— start of Supplied information —

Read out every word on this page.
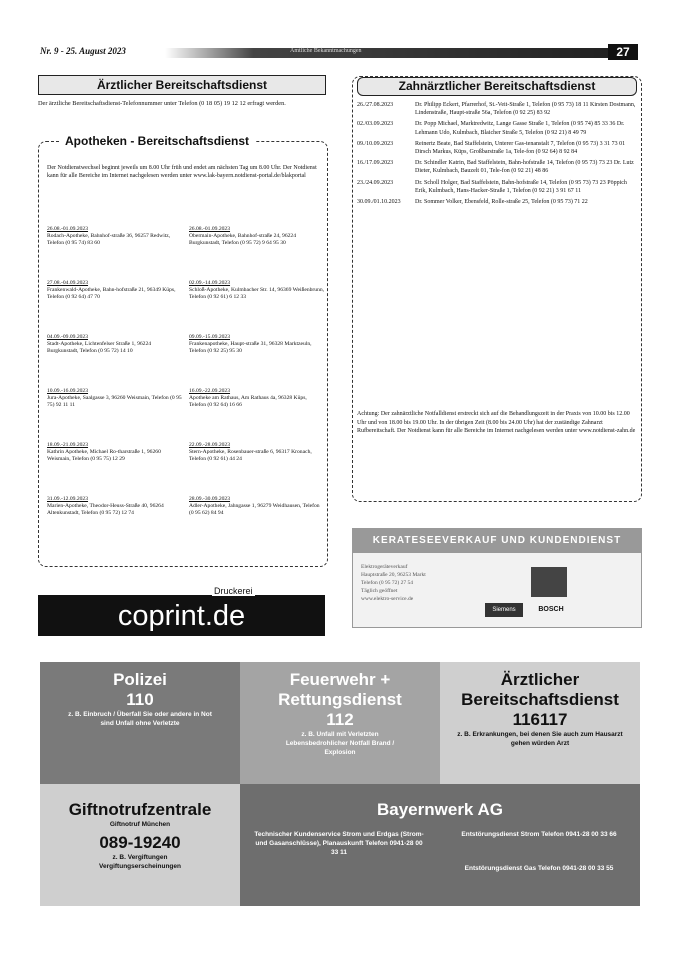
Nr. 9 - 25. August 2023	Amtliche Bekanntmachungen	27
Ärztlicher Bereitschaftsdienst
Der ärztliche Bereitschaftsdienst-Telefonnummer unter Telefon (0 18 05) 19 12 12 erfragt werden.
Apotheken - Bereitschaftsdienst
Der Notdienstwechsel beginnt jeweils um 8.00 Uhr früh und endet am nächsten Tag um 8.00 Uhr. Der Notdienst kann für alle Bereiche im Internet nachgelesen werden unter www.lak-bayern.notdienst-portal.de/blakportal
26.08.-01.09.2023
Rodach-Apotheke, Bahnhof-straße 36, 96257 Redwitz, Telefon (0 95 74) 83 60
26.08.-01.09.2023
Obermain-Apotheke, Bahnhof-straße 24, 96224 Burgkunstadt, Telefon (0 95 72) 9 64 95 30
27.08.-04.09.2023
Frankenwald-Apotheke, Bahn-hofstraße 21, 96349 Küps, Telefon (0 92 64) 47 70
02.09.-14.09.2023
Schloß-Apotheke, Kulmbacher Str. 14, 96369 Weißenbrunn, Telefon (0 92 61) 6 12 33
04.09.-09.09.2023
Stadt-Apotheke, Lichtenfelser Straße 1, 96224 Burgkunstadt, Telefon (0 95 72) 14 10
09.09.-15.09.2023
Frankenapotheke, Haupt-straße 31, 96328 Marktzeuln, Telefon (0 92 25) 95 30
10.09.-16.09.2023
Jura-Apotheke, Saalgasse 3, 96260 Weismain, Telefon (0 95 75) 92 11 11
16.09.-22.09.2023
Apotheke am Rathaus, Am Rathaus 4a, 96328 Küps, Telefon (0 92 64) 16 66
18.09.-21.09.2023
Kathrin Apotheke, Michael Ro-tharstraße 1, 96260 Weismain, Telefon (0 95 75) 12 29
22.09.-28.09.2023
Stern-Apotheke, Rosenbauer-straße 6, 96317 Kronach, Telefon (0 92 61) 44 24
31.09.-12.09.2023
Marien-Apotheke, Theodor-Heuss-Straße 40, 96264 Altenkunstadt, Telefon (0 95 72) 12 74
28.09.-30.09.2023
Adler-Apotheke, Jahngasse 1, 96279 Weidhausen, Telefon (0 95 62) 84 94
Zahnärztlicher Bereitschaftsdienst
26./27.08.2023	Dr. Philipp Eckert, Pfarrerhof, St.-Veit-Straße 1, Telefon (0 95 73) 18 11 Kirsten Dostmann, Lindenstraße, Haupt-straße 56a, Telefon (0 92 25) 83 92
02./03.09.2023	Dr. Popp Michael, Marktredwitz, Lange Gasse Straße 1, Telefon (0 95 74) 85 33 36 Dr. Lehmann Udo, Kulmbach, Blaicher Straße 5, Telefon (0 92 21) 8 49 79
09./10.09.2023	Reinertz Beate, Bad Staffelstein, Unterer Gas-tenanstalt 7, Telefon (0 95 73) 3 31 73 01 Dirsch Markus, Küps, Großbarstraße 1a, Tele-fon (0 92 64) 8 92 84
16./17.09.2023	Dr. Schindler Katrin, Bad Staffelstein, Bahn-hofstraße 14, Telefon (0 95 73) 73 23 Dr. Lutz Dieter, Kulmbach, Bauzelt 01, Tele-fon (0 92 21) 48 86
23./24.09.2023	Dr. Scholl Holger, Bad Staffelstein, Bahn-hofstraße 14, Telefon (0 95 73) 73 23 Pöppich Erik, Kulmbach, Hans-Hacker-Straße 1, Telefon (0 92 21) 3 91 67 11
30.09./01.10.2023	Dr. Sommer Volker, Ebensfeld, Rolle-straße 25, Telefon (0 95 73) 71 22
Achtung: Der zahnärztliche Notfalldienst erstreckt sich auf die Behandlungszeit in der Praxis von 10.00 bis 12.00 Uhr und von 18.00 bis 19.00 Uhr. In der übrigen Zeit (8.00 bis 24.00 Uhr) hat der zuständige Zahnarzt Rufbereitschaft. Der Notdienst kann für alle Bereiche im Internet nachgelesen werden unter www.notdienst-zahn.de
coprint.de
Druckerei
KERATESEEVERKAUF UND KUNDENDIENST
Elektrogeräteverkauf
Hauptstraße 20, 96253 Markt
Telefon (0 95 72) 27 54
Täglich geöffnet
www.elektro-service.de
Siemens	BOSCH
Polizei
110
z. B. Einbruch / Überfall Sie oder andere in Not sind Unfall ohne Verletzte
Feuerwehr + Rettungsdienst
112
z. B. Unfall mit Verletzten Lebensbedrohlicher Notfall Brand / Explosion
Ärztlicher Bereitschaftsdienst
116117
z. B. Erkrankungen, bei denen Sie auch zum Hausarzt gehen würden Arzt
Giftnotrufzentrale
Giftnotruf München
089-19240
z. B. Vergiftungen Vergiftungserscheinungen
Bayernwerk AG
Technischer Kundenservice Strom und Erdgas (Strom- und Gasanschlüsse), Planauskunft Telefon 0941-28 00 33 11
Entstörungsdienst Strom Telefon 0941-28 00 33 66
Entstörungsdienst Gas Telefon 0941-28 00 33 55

— end of Supplied information —
— start of Supplied information —

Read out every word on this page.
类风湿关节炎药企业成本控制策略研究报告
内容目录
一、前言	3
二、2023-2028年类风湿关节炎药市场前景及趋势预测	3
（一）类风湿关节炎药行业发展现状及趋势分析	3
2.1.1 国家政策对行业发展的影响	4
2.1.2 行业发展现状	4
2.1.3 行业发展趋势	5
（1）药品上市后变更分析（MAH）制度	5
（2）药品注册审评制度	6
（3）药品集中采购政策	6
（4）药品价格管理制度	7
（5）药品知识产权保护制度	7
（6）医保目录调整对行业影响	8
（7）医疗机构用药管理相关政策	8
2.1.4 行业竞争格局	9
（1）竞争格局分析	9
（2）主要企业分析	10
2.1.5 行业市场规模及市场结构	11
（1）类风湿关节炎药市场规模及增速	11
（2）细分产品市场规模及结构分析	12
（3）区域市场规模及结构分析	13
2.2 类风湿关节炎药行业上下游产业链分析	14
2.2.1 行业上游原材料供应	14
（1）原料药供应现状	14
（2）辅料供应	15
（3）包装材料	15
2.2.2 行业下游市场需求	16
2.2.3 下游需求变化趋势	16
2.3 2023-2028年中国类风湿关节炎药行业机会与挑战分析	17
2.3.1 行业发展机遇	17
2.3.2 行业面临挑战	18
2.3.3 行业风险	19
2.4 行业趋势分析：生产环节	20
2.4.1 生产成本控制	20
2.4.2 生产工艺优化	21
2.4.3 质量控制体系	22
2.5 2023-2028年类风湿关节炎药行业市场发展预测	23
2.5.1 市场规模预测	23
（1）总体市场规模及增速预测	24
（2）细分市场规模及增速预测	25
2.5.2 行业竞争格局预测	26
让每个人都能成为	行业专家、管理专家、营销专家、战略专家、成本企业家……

— end of Supplied information —
— start of Supplied information —

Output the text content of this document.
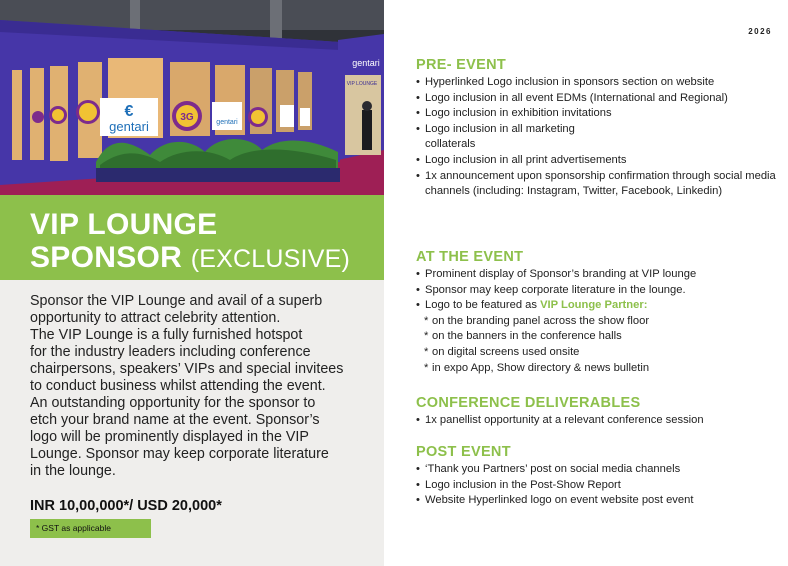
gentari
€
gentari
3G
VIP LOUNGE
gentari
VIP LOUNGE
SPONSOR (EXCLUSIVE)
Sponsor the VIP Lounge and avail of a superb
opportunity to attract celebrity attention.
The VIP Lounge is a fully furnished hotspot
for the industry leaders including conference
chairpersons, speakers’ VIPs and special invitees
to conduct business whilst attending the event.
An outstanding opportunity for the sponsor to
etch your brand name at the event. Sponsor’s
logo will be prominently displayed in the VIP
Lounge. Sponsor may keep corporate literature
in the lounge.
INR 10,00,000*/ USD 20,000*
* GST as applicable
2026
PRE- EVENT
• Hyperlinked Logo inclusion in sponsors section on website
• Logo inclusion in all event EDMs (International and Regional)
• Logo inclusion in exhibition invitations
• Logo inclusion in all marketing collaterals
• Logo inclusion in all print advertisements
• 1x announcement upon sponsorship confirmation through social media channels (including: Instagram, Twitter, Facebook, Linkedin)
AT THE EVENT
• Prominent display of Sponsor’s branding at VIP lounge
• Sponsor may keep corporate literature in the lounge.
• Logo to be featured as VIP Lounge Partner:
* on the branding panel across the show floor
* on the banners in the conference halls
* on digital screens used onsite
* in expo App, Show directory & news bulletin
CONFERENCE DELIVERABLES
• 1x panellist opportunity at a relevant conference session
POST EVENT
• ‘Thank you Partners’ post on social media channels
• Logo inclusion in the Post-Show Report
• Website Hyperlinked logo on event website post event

— end of Supplied information —

**Instruction:**
Using the records above, gather all lines where the string "Küps" is present.

**The output:**
Frankenwald-Apotheke, Bahn-hofstraße 21, 96349 Küps, Telefon (0 92 64) 47 70
Apotheke am Rathaus, Am Rathaus 4a, 96328 Küps, Telefon (0 92 64) 16 66
09./10.09.2023	Reinertz Beate, Bad Staffelstein, Unterer Gas-tenanstalt 7, Telefon (0 95 73) 3 31 73 01 Dirsch Markus, Küps, Großbarstraße 1a, Tele-fon (0 92 64) 8 92 84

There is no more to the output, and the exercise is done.